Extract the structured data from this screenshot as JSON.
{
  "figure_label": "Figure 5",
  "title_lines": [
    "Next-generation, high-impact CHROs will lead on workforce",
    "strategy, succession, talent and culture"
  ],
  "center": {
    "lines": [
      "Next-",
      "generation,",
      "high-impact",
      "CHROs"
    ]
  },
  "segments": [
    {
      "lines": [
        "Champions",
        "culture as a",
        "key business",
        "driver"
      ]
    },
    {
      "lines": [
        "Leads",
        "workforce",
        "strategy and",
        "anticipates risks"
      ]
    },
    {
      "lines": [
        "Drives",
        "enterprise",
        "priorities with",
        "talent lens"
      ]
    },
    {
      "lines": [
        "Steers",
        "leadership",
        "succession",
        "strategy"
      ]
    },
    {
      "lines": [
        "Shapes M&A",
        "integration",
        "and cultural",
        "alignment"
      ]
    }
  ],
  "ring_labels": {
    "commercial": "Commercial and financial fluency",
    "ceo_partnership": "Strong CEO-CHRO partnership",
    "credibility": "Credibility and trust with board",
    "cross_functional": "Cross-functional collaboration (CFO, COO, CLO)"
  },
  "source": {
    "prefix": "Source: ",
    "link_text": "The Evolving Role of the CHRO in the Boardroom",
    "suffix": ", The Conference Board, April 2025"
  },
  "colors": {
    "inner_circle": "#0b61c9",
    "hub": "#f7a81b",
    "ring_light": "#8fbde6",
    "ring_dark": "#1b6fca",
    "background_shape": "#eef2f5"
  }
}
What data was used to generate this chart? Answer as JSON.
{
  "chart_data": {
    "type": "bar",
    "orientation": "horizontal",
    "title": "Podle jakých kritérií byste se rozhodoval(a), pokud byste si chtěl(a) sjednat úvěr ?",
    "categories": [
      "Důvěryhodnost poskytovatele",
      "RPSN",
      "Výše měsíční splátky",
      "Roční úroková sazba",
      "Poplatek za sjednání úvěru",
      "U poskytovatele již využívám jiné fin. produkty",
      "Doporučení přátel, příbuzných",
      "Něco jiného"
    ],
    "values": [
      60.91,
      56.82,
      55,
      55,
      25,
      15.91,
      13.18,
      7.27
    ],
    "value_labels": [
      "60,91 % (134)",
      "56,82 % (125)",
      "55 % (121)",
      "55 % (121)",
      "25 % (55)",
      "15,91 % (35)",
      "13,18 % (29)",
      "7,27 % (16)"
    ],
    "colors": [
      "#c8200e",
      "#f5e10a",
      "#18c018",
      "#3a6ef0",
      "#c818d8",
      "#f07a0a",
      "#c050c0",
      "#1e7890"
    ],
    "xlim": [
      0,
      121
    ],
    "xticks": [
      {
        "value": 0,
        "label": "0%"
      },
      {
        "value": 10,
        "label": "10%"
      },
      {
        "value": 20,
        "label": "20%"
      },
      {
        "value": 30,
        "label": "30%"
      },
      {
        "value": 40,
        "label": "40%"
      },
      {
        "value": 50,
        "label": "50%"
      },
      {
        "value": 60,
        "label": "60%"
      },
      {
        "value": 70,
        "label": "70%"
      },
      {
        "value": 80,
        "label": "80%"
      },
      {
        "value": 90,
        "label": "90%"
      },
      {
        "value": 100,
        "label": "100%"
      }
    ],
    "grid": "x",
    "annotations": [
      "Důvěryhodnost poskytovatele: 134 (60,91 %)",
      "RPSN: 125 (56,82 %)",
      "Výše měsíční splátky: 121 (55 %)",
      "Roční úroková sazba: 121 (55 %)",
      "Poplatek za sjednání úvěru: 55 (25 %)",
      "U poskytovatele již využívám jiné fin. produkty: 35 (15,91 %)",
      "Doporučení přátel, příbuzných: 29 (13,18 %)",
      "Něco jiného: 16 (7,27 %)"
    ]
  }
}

::::::::

§ **Exercise details**:
Write an exact transcription of every entry above.

§ **Full response**:
Extract the structured data from this screenshot as JSON.
{
  "figure_label": "Figure 5",
  "title_lines": [
    "Next-generation, high-impact CHROs will lead on workforce",
    "strategy, succession, talent and culture"
  ],
  "center": {
    "lines": [
      "Next-",
      "generation,",
      "high-impact",
      "CHROs"
    ]
  },
  "segments": [
    {
      "lines": [
        "Champions",
        "culture as a",
        "key business",
        "driver"
      ]
    },
    {
      "lines": [
        "Leads",
        "workforce",
        "strategy and",
        "anticipates risks"
      ]
    },
    {
      "lines": [
        "Drives",
        "enterprise",
        "priorities with",
        "talent lens"
      ]
    },
    {
      "lines": [
        "Steers",
        "leadership",
        "succession",
        "strategy"
      ]
    },
    {
      "lines": [
        "Shapes M&A",
        "integration",
        "and cultural",
        "alignment"
      ]
    }
  ],
  "ring_labels": {
    "commercial": "Commercial and financial fluency",
    "ceo_partnership": "Strong CEO-CHRO partnership",
    "credibility": "Credibility and trust with board",
    "cross_functional": "Cross-functional collaboration (CFO, COO, CLO)"
  },
  "source": {
    "prefix": "Source: ",
    "link_text": "The Evolving Role of the CHRO in the Boardroom",
    "suffix": ", The Conference Board, April 2025"
  },
  "colors": {
    "inner_circle": "#0b61c9",
    "hub": "#f7a81b",
    "ring_light": "#8fbde6",
    "ring_dark": "#1b6fca",
    "background_shape": "#eef2f5"
  }
}
What data was used to generate this chart? Answer as JSON.
{
  "chart_data": {
    "type": "bar",
    "orientation": "horizontal",
    "title": "Podle jakých kritérií byste se rozhodoval(a), pokud byste si chtěl(a) sjednat úvěr ?",
    "categories": [
      "Důvěryhodnost poskytovatele",
      "RPSN",
      "Výše měsíční splátky",
      "Roční úroková sazba",
      "Poplatek za sjednání úvěru",
      "U poskytovatele již využívám jiné fin. produkty",
      "Doporučení přátel, příbuzných",
      "Něco jiného"
    ],
    "values": [
      60.91,
      56.82,
      55,
      55,
      25,
      15.91,
      13.18,
      7.27
    ],
    "value_labels": [
      "60,91 % (134)",
      "56,82 % (125)",
      "55 % (121)",
      "55 % (121)",
      "25 % (55)",
      "15,91 % (35)",
      "13,18 % (29)",
      "7,27 % (16)"
    ],
    "colors": [
      "#c8200e",
      "#f5e10a",
      "#18c018",
      "#3a6ef0",
      "#c818d8",
      "#f07a0a",
      "#c050c0",
      "#1e7890"
    ],
    "xlim": [
      0,
      121
    ],
    "xticks": [
      {
        "value": 0,
        "label": "0%"
      },
      {
        "value": 10,
        "label": "10%"
      },
      {
        "value": 20,
        "label": "20%"
      },
      {
        "value": 30,
        "label": "30%"
      },
      {
        "value": 40,
        "label": "40%"
      },
      {
        "value": 50,
        "label": "50%"
      },
      {
        "value": 60,
        "label": "60%"
      },
      {
        "value": 70,
        "label": "70%"
      },
      {
        "value": 80,
        "label": "80%"
      },
      {
        "value": 90,
        "label": "90%"
      },
      {
        "value": 100,
        "label": "100%"
      }
    ],
    "grid": "x",
    "annotations": [
      "Důvěryhodnost poskytovatele: 134 (60,91 %)",
      "RPSN: 125 (56,82 %)",
      "Výše měsíční splátky: 121 (55 %)",
      "Roční úroková sazba: 121 (55 %)",
      "Poplatek za sjednání úvěru: 55 (25 %)",
      "U poskytovatele již využívám jiné fin. produkty: 35 (15,91 %)",
      "Doporučení přátel, příbuzných: 29 (13,18 %)",
      "Něco jiného: 16 (7,27 %)"
    ]
  }
}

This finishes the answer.